* PROBLEM STATEMENT *
Below are the records; collect from them each line containing the string "name".

* EXERCISE DATA *
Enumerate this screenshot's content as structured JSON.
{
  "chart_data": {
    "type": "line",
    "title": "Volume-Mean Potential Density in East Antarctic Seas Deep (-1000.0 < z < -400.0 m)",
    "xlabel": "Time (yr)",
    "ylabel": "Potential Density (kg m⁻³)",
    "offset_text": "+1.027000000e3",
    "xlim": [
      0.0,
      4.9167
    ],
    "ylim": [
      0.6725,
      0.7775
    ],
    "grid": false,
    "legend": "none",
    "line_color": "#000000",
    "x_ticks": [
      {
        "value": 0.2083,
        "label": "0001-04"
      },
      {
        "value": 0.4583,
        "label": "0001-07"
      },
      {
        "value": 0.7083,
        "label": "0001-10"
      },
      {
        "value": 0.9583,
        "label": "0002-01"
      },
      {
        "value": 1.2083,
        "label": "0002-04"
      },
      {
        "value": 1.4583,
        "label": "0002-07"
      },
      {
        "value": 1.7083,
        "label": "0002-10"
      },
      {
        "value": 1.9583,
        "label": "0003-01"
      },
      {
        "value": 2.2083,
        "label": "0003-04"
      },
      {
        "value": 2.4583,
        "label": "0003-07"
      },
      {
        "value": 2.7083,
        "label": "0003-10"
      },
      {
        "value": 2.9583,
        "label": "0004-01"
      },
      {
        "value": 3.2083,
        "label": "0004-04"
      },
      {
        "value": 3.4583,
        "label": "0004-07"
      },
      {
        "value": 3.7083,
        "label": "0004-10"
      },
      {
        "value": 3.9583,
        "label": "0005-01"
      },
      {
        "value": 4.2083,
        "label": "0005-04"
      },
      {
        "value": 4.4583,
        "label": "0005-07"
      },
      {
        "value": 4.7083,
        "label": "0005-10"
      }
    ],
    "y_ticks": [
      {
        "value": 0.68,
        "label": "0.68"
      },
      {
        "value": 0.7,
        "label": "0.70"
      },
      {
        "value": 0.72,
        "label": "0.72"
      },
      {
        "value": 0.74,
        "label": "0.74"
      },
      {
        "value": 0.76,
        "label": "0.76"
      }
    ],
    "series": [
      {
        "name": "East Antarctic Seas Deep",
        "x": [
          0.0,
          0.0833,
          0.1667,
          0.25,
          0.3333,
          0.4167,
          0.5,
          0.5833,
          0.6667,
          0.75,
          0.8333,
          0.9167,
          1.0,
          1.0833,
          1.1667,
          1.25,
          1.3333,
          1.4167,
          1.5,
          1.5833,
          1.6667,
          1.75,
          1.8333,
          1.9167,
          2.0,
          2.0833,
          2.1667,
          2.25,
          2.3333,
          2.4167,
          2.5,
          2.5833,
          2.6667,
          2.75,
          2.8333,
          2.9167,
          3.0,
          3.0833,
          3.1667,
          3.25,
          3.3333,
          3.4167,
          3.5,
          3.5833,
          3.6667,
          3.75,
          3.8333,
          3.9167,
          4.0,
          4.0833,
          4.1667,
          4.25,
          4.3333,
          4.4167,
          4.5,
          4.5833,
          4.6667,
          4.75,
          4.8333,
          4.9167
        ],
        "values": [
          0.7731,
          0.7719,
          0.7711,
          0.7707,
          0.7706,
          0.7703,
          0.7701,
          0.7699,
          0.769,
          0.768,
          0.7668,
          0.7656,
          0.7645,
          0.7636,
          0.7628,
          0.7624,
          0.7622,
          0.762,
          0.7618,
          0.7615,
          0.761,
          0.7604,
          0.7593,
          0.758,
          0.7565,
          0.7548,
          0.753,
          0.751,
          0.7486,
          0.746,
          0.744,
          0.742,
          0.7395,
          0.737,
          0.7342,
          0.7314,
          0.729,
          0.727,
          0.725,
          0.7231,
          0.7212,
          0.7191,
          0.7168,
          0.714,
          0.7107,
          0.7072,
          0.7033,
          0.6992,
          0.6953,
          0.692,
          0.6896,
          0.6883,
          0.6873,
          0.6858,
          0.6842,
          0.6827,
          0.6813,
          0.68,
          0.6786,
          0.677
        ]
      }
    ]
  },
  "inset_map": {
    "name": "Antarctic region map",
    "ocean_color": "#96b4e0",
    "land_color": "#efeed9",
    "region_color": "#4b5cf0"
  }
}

* EXPECTED ANSWER *
        "name": "East Antarctic Seas Deep",
    "name": "Antarctic region map",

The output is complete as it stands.